» **Görev 1**
Kayıtlarda "view-tabs: Details Rank" geçen satırdan "leader-line [473,755,540,769]" geçen satıra kadar uzanan bölümü, iki uçtaki satırlar da dahil olmak üzere, hiçbir değişiklik yapmadan yeniden yazın.

» **Kaynak metin**
Ankara kulislerinde ''Saray ittifakı baskın seçime hazırlanıyor'' iddiası

Ankara kulislerinde ''Saray ittifakı baskın seçime hazırlanıyor'' iddiası
Güncelleme:

Siyaset bilimci Doç. Dr. Acar Kutay, Cumhur İttifakı ile iktidar ortağı olan AK Parti ve MHP’nin Millet İttifakı içinde bir çatlak oluşturarak baskın seçime gitme ihtimalini değerlendirdiğini öne sürdü.

Birgün’den Namık Alkan’ın  sorularını yanıtlayan Siyaset Bilimci Doç. Dr. Acar Kutay’a göre, Cumhur İttifakı’nın toplam oylarında büyük azalma var ve bu düşüş sürerse, seçim kazanma şansları yok. Ülkede şu an yeni Anayasa yapacak siyasi bir ortamın bulunmadığının altını çizen Doç. Dr. Kutay, “Cumhur ittifakı HDP’yi kapatarak bir baskın seçime gitmeyi planlamış ya da HDP’yi kriminalize etmeye devam ederek, Millet İttifakı içinde bir çatlak oluşturmaya çalışmış olabilir” dedi ve ekledi: “HDP’ye oy veren altı milyon seçmenin kendi partilerine yoğun bir baskı uygulayan partilere yöneleceğini beklemek mantıklı değil.”

» **Görev 2**
Haber metninde "Siyaset bilimci Doç. Dr. Acar Kutay, Cumhur" sözleriyle başlayıp "değerlendirdiğini öne sürdü." sözleriyle biten bölümü tekrar yazın ve bu bölümde "Millet İttifakı" yerine "muhalefet bloku" kullanın.

» **Girdi kayıtları**

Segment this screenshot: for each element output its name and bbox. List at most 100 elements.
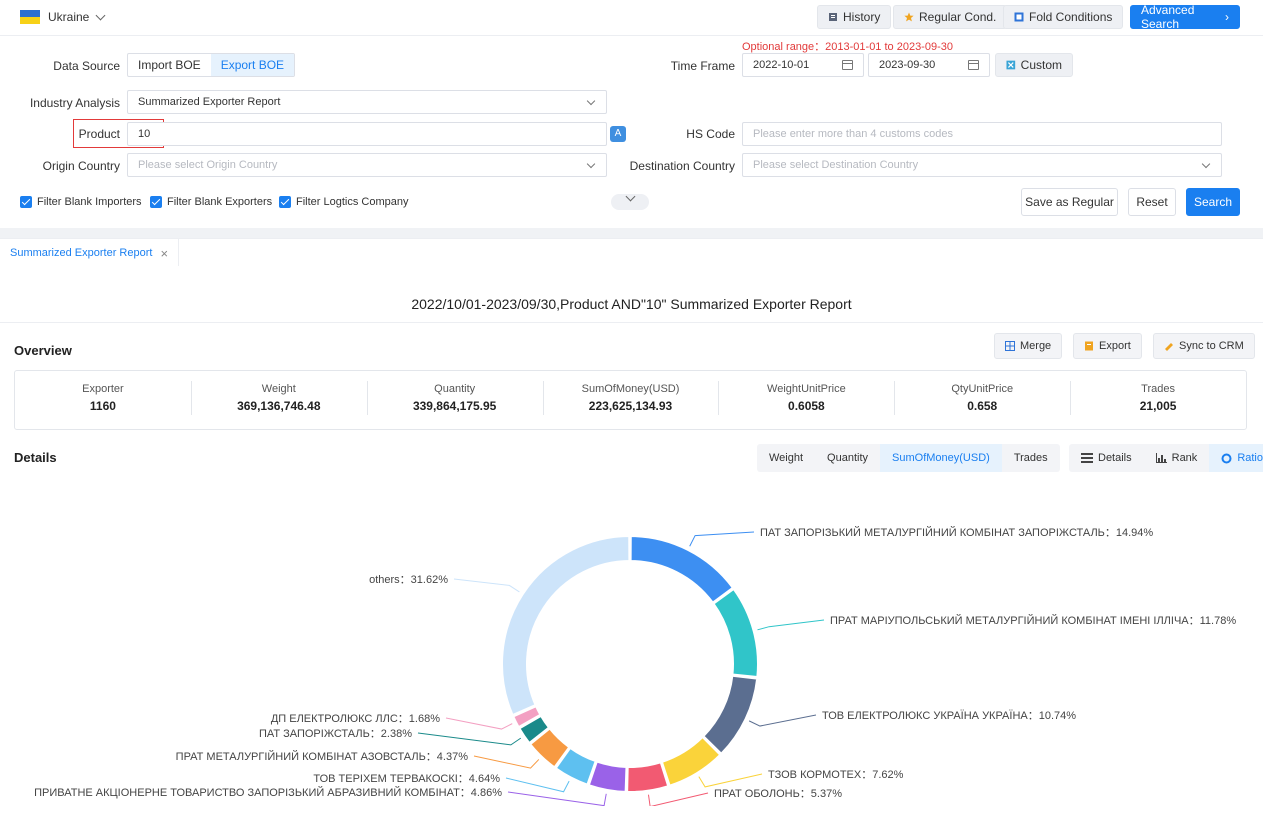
view-tabs: Details Rank Ratio [1069,444,1263,472]
leader-line [689,531,755,547]
filter-blank-exporters-label: Filter Blank Exporters [167,196,273,208]
regular-cond-button[interactable]: Regular Cond. [893,5,1008,29]
history-icon [829,13,837,21]
chevron-down-icon [95,10,106,20]
history-button[interactable]: History [817,5,892,29]
advanced-search-label: Advanced Search [1141,3,1195,31]
filter-logistics-checkbox[interactable]: Filter Logtics Company [279,196,409,208]
translate-icon[interactable]: A [610,126,626,142]
regular-cond-label: Regular Cond. [919,10,997,24]
donut-slice[interactable] [511,704,542,729]
date-to-field[interactable]: 2023-09-30 [868,53,990,77]
ratio-donut-chart: ПАТ ЗАПОРІЗЬКИЙ МЕТАЛУРГІЙНИЙ КОМБІНАТ З… [34,526,1236,806]
export-label: Export [1099,340,1131,352]
stat-value: 0.658 [967,399,998,413]
product-input[interactable]: 10 [127,122,607,146]
filter-blank-exporters-checkbox[interactable]: Filter Blank Exporters [150,196,272,208]
hs-code-input[interactable]: Please enter more than 4 customs codes [742,122,1222,146]
industry-analysis-value: Summarized Exporter Report [138,96,281,108]
donut-slice[interactable] [712,587,759,679]
stat-value: 0.6058 [788,399,825,413]
stat-value: 223,625,134.93 [588,399,673,413]
filter-logistics-label: Filter Logtics Company [296,196,409,208]
tab-rank[interactable]: Rank [1144,444,1210,472]
data-source-label: Data Source [53,59,120,73]
stat-weight: Weight 369,136,746.48 [190,371,367,429]
stat-value: 21,005 [1139,399,1177,413]
slice-label: ПРИВАТНЕ АКЦІОНЕРНЕ ТОВАРИСТВО ЗАПОРІЗЬК… [34,786,502,799]
product-value: 10 [138,128,151,140]
leader-line [453,578,520,593]
industry-analysis-select[interactable]: Summarized Exporter Report [127,90,607,114]
leader-line [473,755,540,769]
export-boe-option[interactable]: Export BOE [210,54,295,76]
origin-country-label: Origin Country [42,159,120,173]
time-frame-label: Time Frame [670,59,735,73]
export-button[interactable]: Export [1073,333,1142,359]
sync-label: Sync to CRM [1179,340,1244,352]
donut-slice[interactable] [587,760,628,793]
sync-icon [1165,343,1173,351]
leader-line [748,714,817,727]
date-to-value: 2023-09-30 [879,59,936,71]
import-boe-option[interactable]: Import BOE [138,58,201,72]
advanced-search-button[interactable]: Advanced Search › [1130,3,1240,31]
expand-filters-toggle[interactable] [611,191,649,210]
optional-range-text: Optional range：2013-01-01 to 2023-09-30 [742,41,953,53]
custom-button[interactable]: Custom [995,53,1073,77]
tab-summarized-exporter-report[interactable]: Summarized Exporter Report × [0,239,180,267]
stat-trades: Trades 21,005 [1070,371,1246,429]
donut-slice[interactable] [528,727,571,769]
donut-slice[interactable] [629,534,735,605]
destination-country-select[interactable]: Please select Destination Country [742,153,1222,177]
tab-details[interactable]: Details [1069,444,1144,472]
stat-value: 1160 [89,399,116,413]
sync-to-crm-button[interactable]: Sync to CRM [1153,333,1255,359]
tab-quantity[interactable]: Quantity [827,452,869,464]
donut-slice[interactable] [501,534,631,717]
tab-ratio[interactable]: Ratio [1209,444,1263,472]
fold-icon [1014,12,1024,22]
metric-tabs: Weight Quantity SumOfMoney(USD) Trades [757,444,1060,472]
search-button[interactable]: Search [1186,188,1240,216]
donut-slice[interactable] [554,746,597,786]
reset-button[interactable]: Reset [1128,188,1176,216]
chevron-right-icon: › [1225,10,1229,24]
merge-label: Merge [1020,340,1052,352]
chevron-down-icon [1201,159,1211,169]
merge-button[interactable]: Merge [994,333,1063,359]
tab-details-label: Details [1098,452,1132,464]
origin-country-select[interactable]: Please select Origin Country [127,153,607,177]
tab-sum-of-money[interactable]: SumOfMoney(USD) [880,444,1002,472]
save-as-regular-button[interactable]: Save as Regular [1021,188,1118,216]
top-bar: Ukraine History Regular Cond. Fold Condi… [0,0,1263,36]
slice-label: ТОВ ТЕРІХЕМ ТЕРВАКОСКІ：4.64% [313,773,500,785]
destination-country-label: Destination Country [629,159,735,173]
donut-slice[interactable] [518,714,551,745]
stat-exporter: Exporter 1160 [15,371,191,429]
fold-conditions-button[interactable]: Fold Conditions [1003,5,1124,29]
tab-weight[interactable]: Weight [769,452,804,464]
tab-trades[interactable]: Trades [1013,452,1048,464]
checkbox-checked-icon [20,196,32,208]
country-selector[interactable]: Ukraine [20,10,106,24]
stat-key: Weight [261,383,296,395]
slice-label: ПРАТ МЕТАЛУРГІЙНИЙ КОМБІНАТ АЗОВСТАЛЬ：4.… [176,750,469,763]
donut-slice[interactable] [660,735,722,787]
leader-line [507,791,607,806]
report-panel: 2022/10/01-2023/09/30,Product AND"10" Su… [0,266,1263,816]
date-from-field[interactable]: 2022-10-01 [742,53,864,77]
close-icon[interactable]: × [160,245,169,261]
filter-blank-importers-checkbox[interactable]: Filter Blank Importers [20,196,142,208]
report-tab-strip: Summarized Exporter Report × [0,238,1263,267]
donut-slice[interactable] [702,674,759,756]
donut-slice[interactable] [626,761,670,793]
filter-blank-importers-label: Filter Blank Importers [37,196,142,208]
slice-label: ПРАТ ОБОЛОНЬ：5.37% [714,788,842,800]
country-label: Ukraine [48,10,90,24]
pie-chart-icon [1221,453,1232,463]
overview-heading: Overview [14,343,72,358]
stat-key: QtyUnitPrice [951,383,1014,395]
stat-value: 339,864,175.95 [412,399,497,413]
destination-country-placeholder: Please select Destination Country [753,159,919,171]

» **Beklenen yanıt 1**
view-tabs: Details Rank Ratio [1069,444,1263,472]
leader-line [689,531,755,547]
filter-blank-exporters-label: Filter Blank Exporters [167,196,273,208]
regular-cond-button[interactable]: Regular Cond. [893,5,1008,29]
history-icon [829,13,837,21]
chevron-down-icon [95,10,106,20]
history-button[interactable]: History [817,5,892,29]
advanced-search-label: Advanced Search [1141,3,1195,31]
filter-logistics-checkbox[interactable]: Filter Logtics Company [279,196,409,208]
translate-icon[interactable]: A [610,126,626,142]
regular-cond-label: Regular Cond. [919,10,997,24]
donut-slice[interactable] [511,704,542,729]
date-to-field[interactable]: 2023-09-30 [868,53,990,77]
ratio-donut-chart: ПАТ ЗАПОРІЗЬКИЙ МЕТАЛУРГІЙНИЙ КОМБІНАТ З… [34,526,1236,806]
export-label: Export [1099,340,1131,352]
stat-value: 0.658 [967,399,998,413]
product-input[interactable]: 10 [127,122,607,146]
filter-blank-exporters-checkbox[interactable]: Filter Blank Exporters [150,196,272,208]
hs-code-input[interactable]: Please enter more than 4 customs codes [742,122,1222,146]
industry-analysis-value: Summarized Exporter Report [138,96,281,108]
donut-slice[interactable] [712,587,759,679]
stat-value: 0.6058 [788,399,825,413]
stat-value: 223,625,134.93 [588,399,673,413]
filter-logistics-label: Filter Logtics Company [296,196,409,208]
tab-rank[interactable]: Rank [1144,444,1210,472]
data-source-label: Data Source [53,59,120,73]
stat-weight: Weight 369,136,746.48 [190,371,367,429]
stat-value: 21,005 [1139,399,1177,413]
slice-label: ПРИВАТНЕ АКЦІОНЕРНЕ ТОВАРИСТВО ЗАПОРІЗЬК… [34,786,502,799]
product-value: 10 [138,128,151,140]
leader-line [453,578,520,593]
industry-analysis-select[interactable]: Summarized Exporter Report [127,90,607,114]
leader-line [473,755,540,769]

» **Beklenen yanıt 2**
Siyaset bilimci Doç. Dr. Acar Kutay, Cumhur İttifakı ile iktidar ortağı olan AK Parti ve MHP’nin muhalefet bloku içinde bir çatlak oluşturarak baskın seçime gitme ihtimalini değerlendirdiğini öne sürdü.